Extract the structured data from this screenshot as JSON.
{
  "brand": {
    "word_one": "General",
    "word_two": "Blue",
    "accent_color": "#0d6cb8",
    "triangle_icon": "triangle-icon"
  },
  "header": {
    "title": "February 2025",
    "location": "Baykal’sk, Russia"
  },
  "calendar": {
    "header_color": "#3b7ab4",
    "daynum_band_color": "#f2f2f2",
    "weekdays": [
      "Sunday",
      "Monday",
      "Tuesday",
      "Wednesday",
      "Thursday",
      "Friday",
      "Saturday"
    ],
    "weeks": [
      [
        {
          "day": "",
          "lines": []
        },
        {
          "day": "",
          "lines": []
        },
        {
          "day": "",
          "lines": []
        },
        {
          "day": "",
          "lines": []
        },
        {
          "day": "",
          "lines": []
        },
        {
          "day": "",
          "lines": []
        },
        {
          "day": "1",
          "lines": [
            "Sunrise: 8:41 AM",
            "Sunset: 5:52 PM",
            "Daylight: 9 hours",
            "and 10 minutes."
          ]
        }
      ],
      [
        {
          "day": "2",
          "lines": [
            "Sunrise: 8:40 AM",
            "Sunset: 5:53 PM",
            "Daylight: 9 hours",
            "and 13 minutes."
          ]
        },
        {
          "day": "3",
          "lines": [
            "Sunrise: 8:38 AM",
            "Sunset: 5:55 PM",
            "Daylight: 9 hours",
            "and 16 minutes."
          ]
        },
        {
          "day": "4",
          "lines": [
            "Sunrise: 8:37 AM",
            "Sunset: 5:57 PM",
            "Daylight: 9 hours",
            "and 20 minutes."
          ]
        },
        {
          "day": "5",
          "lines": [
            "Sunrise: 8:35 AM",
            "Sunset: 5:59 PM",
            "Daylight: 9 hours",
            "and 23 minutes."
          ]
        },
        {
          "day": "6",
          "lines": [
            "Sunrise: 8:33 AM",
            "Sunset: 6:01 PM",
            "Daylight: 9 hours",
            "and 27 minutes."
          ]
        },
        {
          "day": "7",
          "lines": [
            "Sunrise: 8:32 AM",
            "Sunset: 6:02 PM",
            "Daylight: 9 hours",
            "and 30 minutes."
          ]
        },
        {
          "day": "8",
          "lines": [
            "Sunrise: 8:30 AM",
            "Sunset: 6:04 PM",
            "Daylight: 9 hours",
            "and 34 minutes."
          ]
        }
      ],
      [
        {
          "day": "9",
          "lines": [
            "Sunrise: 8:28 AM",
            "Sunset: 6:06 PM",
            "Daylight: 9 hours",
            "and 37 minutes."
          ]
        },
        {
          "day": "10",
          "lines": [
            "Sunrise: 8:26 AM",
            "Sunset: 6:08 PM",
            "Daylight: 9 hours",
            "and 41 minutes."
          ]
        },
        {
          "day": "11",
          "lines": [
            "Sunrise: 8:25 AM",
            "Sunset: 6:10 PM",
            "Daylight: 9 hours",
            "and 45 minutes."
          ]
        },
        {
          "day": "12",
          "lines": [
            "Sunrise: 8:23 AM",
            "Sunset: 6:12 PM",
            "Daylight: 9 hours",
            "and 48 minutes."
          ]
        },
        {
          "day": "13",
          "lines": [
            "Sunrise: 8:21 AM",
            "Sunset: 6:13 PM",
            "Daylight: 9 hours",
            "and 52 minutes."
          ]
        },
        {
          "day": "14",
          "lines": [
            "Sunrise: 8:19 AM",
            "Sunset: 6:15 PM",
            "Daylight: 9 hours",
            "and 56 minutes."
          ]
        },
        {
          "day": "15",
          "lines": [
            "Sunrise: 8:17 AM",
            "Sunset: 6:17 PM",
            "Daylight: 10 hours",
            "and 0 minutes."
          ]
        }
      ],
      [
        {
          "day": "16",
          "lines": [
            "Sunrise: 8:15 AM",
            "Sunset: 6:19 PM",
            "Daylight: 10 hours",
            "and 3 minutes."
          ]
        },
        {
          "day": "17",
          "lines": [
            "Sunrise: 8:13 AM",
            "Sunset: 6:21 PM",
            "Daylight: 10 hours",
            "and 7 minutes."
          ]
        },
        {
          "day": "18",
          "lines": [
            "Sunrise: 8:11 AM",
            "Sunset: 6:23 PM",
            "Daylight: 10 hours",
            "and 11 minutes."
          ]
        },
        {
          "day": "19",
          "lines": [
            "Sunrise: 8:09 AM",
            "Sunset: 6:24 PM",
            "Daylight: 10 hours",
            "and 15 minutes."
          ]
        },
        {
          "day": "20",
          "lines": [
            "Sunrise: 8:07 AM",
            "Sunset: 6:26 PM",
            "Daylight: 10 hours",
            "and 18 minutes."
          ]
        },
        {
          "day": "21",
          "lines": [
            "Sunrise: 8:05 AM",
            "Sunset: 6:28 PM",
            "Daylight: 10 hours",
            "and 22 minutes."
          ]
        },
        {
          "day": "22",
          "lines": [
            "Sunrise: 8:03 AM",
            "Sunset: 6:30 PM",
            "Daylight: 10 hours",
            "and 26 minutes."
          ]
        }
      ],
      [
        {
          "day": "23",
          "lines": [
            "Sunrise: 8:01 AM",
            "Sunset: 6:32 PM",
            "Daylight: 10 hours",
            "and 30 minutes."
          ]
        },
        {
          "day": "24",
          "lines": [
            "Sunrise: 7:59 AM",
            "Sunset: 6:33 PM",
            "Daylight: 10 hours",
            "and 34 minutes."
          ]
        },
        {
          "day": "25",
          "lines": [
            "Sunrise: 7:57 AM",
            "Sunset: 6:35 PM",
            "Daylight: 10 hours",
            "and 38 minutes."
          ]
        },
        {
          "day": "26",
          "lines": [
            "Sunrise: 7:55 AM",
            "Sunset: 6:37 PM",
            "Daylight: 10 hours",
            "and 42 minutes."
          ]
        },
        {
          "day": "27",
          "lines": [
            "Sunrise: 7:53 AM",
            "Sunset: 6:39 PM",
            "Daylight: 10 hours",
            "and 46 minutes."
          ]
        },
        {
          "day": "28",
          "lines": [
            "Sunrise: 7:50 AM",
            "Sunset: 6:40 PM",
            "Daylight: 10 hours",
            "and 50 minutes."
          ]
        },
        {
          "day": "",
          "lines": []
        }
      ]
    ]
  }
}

====

To do: Print the complete listing again, exactly as it stands.

Answer to the problem:
Extract the structured data from this screenshot as JSON.
{
  "brand": {
    "word_one": "General",
    "word_two": "Blue",
    "accent_color": "#0d6cb8",
    "triangle_icon": "triangle-icon"
  },
  "header": {
    "title": "February 2025",
    "location": "Baykal’sk, Russia"
  },
  "calendar": {
    "header_color": "#3b7ab4",
    "daynum_band_color": "#f2f2f2",
    "weekdays": [
      "Sunday",
      "Monday",
      "Tuesday",
      "Wednesday",
      "Thursday",
      "Friday",
      "Saturday"
    ],
    "weeks": [
      [
        {
          "day": "",
          "lines": []
        },
        {
          "day": "",
          "lines": []
        },
        {
          "day": "",
          "lines": []
        },
        {
          "day": "",
          "lines": []
        },
        {
          "day": "",
          "lines": []
        },
        {
          "day": "",
          "lines": []
        },
        {
          "day": "1",
          "lines": [
            "Sunrise: 8:41 AM",
            "Sunset: 5:52 PM",
            "Daylight: 9 hours",
            "and 10 minutes."
          ]
        }
      ],
      [
        {
          "day": "2",
          "lines": [
            "Sunrise: 8:40 AM",
            "Sunset: 5:53 PM",
            "Daylight: 9 hours",
            "and 13 minutes."
          ]
        },
        {
          "day": "3",
          "lines": [
            "Sunrise: 8:38 AM",
            "Sunset: 5:55 PM",
            "Daylight: 9 hours",
            "and 16 minutes."
          ]
        },
        {
          "day": "4",
          "lines": [
            "Sunrise: 8:37 AM",
            "Sunset: 5:57 PM",
            "Daylight: 9 hours",
            "and 20 minutes."
          ]
        },
        {
          "day": "5",
          "lines": [
            "Sunrise: 8:35 AM",
            "Sunset: 5:59 PM",
            "Daylight: 9 hours",
            "and 23 minutes."
          ]
        },
        {
          "day": "6",
          "lines": [
            "Sunrise: 8:33 AM",
            "Sunset: 6:01 PM",
            "Daylight: 9 hours",
            "and 27 minutes."
          ]
        },
        {
          "day": "7",
          "lines": [
            "Sunrise: 8:32 AM",
            "Sunset: 6:02 PM",
            "Daylight: 9 hours",
            "and 30 minutes."
          ]
        },
        {
          "day": "8",
          "lines": [
            "Sunrise: 8:30 AM",
            "Sunset: 6:04 PM",
            "Daylight: 9 hours",
            "and 34 minutes."
          ]
        }
      ],
      [
        {
          "day": "9",
          "lines": [
            "Sunrise: 8:28 AM",
            "Sunset: 6:06 PM",
            "Daylight: 9 hours",
            "and 37 minutes."
          ]
        },
        {
          "day": "10",
          "lines": [
            "Sunrise: 8:26 AM",
            "Sunset: 6:08 PM",
            "Daylight: 9 hours",
            "and 41 minutes."
          ]
        },
        {
          "day": "11",
          "lines": [
            "Sunrise: 8:25 AM",
            "Sunset: 6:10 PM",
            "Daylight: 9 hours",
            "and 45 minutes."
          ]
        },
        {
          "day": "12",
          "lines": [
            "Sunrise: 8:23 AM",
            "Sunset: 6:12 PM",
            "Daylight: 9 hours",
            "and 48 minutes."
          ]
        },
        {
          "day": "13",
          "lines": [
            "Sunrise: 8:21 AM",
            "Sunset: 6:13 PM",
            "Daylight: 9 hours",
            "and 52 minutes."
          ]
        },
        {
          "day": "14",
          "lines": [
            "Sunrise: 8:19 AM",
            "Sunset: 6:15 PM",
            "Daylight: 9 hours",
            "and 56 minutes."
          ]
        },
        {
          "day": "15",
          "lines": [
            "Sunrise: 8:17 AM",
            "Sunset: 6:17 PM",
            "Daylight: 10 hours",
            "and 0 minutes."
          ]
        }
      ],
      [
        {
          "day": "16",
          "lines": [
            "Sunrise: 8:15 AM",
            "Sunset: 6:19 PM",
            "Daylight: 10 hours",
            "and 3 minutes."
          ]
        },
        {
          "day": "17",
          "lines": [
            "Sunrise: 8:13 AM",
            "Sunset: 6:21 PM",
            "Daylight: 10 hours",
            "and 7 minutes."
          ]
        },
        {
          "day": "18",
          "lines": [
            "Sunrise: 8:11 AM",
            "Sunset: 6:23 PM",
            "Daylight: 10 hours",
            "and 11 minutes."
          ]
        },
        {
          "day": "19",
          "lines": [
            "Sunrise: 8:09 AM",
            "Sunset: 6:24 PM",
            "Daylight: 10 hours",
            "and 15 minutes."
          ]
        },
        {
          "day": "20",
          "lines": [
            "Sunrise: 8:07 AM",
            "Sunset: 6:26 PM",
            "Daylight: 10 hours",
            "and 18 minutes."
          ]
        },
        {
          "day": "21",
          "lines": [
            "Sunrise: 8:05 AM",
            "Sunset: 6:28 PM",
            "Daylight: 10 hours",
            "and 22 minutes."
          ]
        },
        {
          "day": "22",
          "lines": [
            "Sunrise: 8:03 AM",
            "Sunset: 6:30 PM",
            "Daylight: 10 hours",
            "and 26 minutes."
          ]
        }
      ],
      [
        {
          "day": "23",
          "lines": [
            "Sunrise: 8:01 AM",
            "Sunset: 6:32 PM",
            "Daylight: 10 hours",
            "and 30 minutes."
          ]
        },
        {
          "day": "24",
          "lines": [
            "Sunrise: 7:59 AM",
            "Sunset: 6:33 PM",
            "Daylight: 10 hours",
            "and 34 minutes."
          ]
        },
        {
          "day": "25",
          "lines": [
            "Sunrise: 7:57 AM",
            "Sunset: 6:35 PM",
            "Daylight: 10 hours",
            "and 38 minutes."
          ]
        },
        {
          "day": "26",
          "lines": [
            "Sunrise: 7:55 AM",
            "Sunset: 6:37 PM",
            "Daylight: 10 hours",
            "and 42 minutes."
          ]
        },
        {
          "day": "27",
          "lines": [
            "Sunrise: 7:53 AM",
            "Sunset: 6:39 PM",
            "Daylight: 10 hours",
            "and 46 minutes."
          ]
        },
        {
          "day": "28",
          "lines": [
            "Sunrise: 7:50 AM",
            "Sunset: 6:40 PM",
            "Daylight: 10 hours",
            "and 50 minutes."
          ]
        },
        {
          "day": "",
          "lines": []
        }
      ]
    ]
  }
}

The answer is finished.